# start of DATA SUPPLIED

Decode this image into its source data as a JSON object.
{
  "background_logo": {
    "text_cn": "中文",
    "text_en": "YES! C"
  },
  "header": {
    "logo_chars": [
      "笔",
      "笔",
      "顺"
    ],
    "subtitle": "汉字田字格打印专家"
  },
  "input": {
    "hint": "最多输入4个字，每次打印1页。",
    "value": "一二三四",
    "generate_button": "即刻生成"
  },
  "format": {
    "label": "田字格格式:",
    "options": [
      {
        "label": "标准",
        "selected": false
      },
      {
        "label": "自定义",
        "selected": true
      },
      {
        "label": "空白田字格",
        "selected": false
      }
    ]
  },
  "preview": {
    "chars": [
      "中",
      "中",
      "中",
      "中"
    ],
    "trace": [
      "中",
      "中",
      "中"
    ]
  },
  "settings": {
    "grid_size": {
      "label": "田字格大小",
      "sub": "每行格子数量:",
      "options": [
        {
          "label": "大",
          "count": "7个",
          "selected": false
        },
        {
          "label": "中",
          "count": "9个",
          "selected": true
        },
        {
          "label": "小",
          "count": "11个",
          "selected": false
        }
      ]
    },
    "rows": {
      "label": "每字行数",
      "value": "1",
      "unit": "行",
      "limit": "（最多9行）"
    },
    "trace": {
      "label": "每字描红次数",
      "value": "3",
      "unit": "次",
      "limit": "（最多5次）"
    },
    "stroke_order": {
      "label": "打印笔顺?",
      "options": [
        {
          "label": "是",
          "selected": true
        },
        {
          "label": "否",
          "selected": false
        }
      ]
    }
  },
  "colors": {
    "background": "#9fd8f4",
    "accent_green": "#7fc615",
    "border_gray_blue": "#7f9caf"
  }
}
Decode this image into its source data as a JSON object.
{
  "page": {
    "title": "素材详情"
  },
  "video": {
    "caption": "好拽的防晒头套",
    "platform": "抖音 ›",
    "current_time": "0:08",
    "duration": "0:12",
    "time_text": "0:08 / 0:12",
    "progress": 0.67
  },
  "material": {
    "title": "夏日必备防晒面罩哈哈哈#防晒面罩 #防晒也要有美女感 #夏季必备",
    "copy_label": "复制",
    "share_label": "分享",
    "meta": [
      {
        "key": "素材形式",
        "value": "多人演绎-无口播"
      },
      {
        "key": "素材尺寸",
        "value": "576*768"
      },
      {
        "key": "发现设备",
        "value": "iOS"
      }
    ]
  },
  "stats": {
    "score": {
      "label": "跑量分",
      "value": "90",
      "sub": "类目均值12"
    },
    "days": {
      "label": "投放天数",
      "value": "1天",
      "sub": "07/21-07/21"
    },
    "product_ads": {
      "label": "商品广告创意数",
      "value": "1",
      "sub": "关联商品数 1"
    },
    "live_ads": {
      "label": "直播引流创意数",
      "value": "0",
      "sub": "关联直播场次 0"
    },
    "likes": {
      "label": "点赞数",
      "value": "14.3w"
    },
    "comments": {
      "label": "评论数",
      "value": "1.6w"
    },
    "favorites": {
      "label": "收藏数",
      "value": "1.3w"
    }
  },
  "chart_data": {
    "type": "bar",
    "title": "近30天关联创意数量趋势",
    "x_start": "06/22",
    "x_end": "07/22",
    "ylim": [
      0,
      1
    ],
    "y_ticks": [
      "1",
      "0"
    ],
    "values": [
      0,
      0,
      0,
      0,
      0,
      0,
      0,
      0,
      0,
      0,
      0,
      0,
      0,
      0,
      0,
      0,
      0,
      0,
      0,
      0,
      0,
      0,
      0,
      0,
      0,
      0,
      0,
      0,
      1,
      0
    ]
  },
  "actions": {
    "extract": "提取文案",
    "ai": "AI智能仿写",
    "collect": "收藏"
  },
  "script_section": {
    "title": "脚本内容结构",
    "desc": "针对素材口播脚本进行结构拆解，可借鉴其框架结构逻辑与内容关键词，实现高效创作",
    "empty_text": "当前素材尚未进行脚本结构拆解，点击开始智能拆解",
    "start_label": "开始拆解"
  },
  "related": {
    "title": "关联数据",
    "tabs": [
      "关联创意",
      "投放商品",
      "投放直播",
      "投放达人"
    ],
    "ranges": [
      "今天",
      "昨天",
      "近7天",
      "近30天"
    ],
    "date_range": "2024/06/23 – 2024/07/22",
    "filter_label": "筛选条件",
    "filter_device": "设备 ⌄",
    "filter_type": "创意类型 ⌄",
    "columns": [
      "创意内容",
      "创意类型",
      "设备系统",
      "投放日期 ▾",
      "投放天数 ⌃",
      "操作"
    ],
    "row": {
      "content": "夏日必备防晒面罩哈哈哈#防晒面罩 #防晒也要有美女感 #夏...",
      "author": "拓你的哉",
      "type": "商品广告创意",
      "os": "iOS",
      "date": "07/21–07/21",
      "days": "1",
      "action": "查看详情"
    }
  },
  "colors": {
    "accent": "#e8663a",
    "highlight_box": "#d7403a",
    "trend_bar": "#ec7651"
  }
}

# end of DATA SUPPLIED

Every record shown above should be written out again exactly.

* _IN RESPONSE_:
Decode this image into its source data as a JSON object.
{
  "background_logo": {
    "text_cn": "中文",
    "text_en": "YES! C"
  },
  "header": {
    "logo_chars": [
      "笔",
      "笔",
      "顺"
    ],
    "subtitle": "汉字田字格打印专家"
  },
  "input": {
    "hint": "最多输入4个字，每次打印1页。",
    "value": "一二三四",
    "generate_button": "即刻生成"
  },
  "format": {
    "label": "田字格格式:",
    "options": [
      {
        "label": "标准",
        "selected": false
      },
      {
        "label": "自定义",
        "selected": true
      },
      {
        "label": "空白田字格",
        "selected": false
      }
    ]
  },
  "preview": {
    "chars": [
      "中",
      "中",
      "中",
      "中"
    ],
    "trace": [
      "中",
      "中",
      "中"
    ]
  },
  "settings": {
    "grid_size": {
      "label": "田字格大小",
      "sub": "每行格子数量:",
      "options": [
        {
          "label": "大",
          "count": "7个",
          "selected": false
        },
        {
          "label": "中",
          "count": "9个",
          "selected": true
        },
        {
          "label": "小",
          "count": "11个",
          "selected": false
        }
      ]
    },
    "rows": {
      "label": "每字行数",
      "value": "1",
      "unit": "行",
      "limit": "（最多9行）"
    },
    "trace": {
      "label": "每字描红次数",
      "value": "3",
      "unit": "次",
      "limit": "（最多5次）"
    },
    "stroke_order": {
      "label": "打印笔顺?",
      "options": [
        {
          "label": "是",
          "selected": true
        },
        {
          "label": "否",
          "selected": false
        }
      ]
    }
  },
  "colors": {
    "background": "#9fd8f4",
    "accent_green": "#7fc615",
    "border_gray_blue": "#7f9caf"
  }
}
Decode this image into its source data as a JSON object.
{
  "page": {
    "title": "素材详情"
  },
  "video": {
    "caption": "好拽的防晒头套",
    "platform": "抖音 ›",
    "current_time": "0:08",
    "duration": "0:12",
    "time_text": "0:08 / 0:12",
    "progress": 0.67
  },
  "material": {
    "title": "夏日必备防晒面罩哈哈哈#防晒面罩 #防晒也要有美女感 #夏季必备",
    "copy_label": "复制",
    "share_label": "分享",
    "meta": [
      {
        "key": "素材形式",
        "value": "多人演绎-无口播"
      },
      {
        "key": "素材尺寸",
        "value": "576*768"
      },
      {
        "key": "发现设备",
        "value": "iOS"
      }
    ]
  },
  "stats": {
    "score": {
      "label": "跑量分",
      "value": "90",
      "sub": "类目均值12"
    },
    "days": {
      "label": "投放天数",
      "value": "1天",
      "sub": "07/21-07/21"
    },
    "product_ads": {
      "label": "商品广告创意数",
      "value": "1",
      "sub": "关联商品数 1"
    },
    "live_ads": {
      "label": "直播引流创意数",
      "value": "0",
      "sub": "关联直播场次 0"
    },
    "likes": {
      "label": "点赞数",
      "value": "14.3w"
    },
    "comments": {
      "label": "评论数",
      "value": "1.6w"
    },
    "favorites": {
      "label": "收藏数",
      "value": "1.3w"
    }
  },
  "chart_data": {
    "type": "bar",
    "title": "近30天关联创意数量趋势",
    "x_start": "06/22",
    "x_end": "07/22",
    "ylim": [
      0,
      1
    ],
    "y_ticks": [
      "1",
      "0"
    ],
    "values": [
      0,
      0,
      0,
      0,
      0,
      0,
      0,
      0,
      0,
      0,
      0,
      0,
      0,
      0,
      0,
      0,
      0,
      0,
      0,
      0,
      0,
      0,
      0,
      0,
      0,
      0,
      0,
      0,
      1,
      0
    ]
  },
  "actions": {
    "extract": "提取文案",
    "ai": "AI智能仿写",
    "collect": "收藏"
  },
  "script_section": {
    "title": "脚本内容结构",
    "desc": "针对素材口播脚本进行结构拆解，可借鉴其框架结构逻辑与内容关键词，实现高效创作",
    "empty_text": "当前素材尚未进行脚本结构拆解，点击开始智能拆解",
    "start_label": "开始拆解"
  },
  "related": {
    "title": "关联数据",
    "tabs": [
      "关联创意",
      "投放商品",
      "投放直播",
      "投放达人"
    ],
    "ranges": [
      "今天",
      "昨天",
      "近7天",
      "近30天"
    ],
    "date_range": "2024/06/23 – 2024/07/22",
    "filter_label": "筛选条件",
    "filter_device": "设备 ⌄",
    "filter_type": "创意类型 ⌄",
    "columns": [
      "创意内容",
      "创意类型",
      "设备系统",
      "投放日期 ▾",
      "投放天数 ⌃",
      "操作"
    ],
    "row": {
      "content": "夏日必备防晒面罩哈哈哈#防晒面罩 #防晒也要有美女感 #夏...",
      "author": "拓你的哉",
      "type": "商品广告创意",
      "os": "iOS",
      "date": "07/21–07/21",
      "days": "1",
      "action": "查看详情"
    }
  },
  "colors": {
    "accent": "#e8663a",
    "highlight_box": "#d7403a",
    "trend_bar": "#ec7651"
  }
}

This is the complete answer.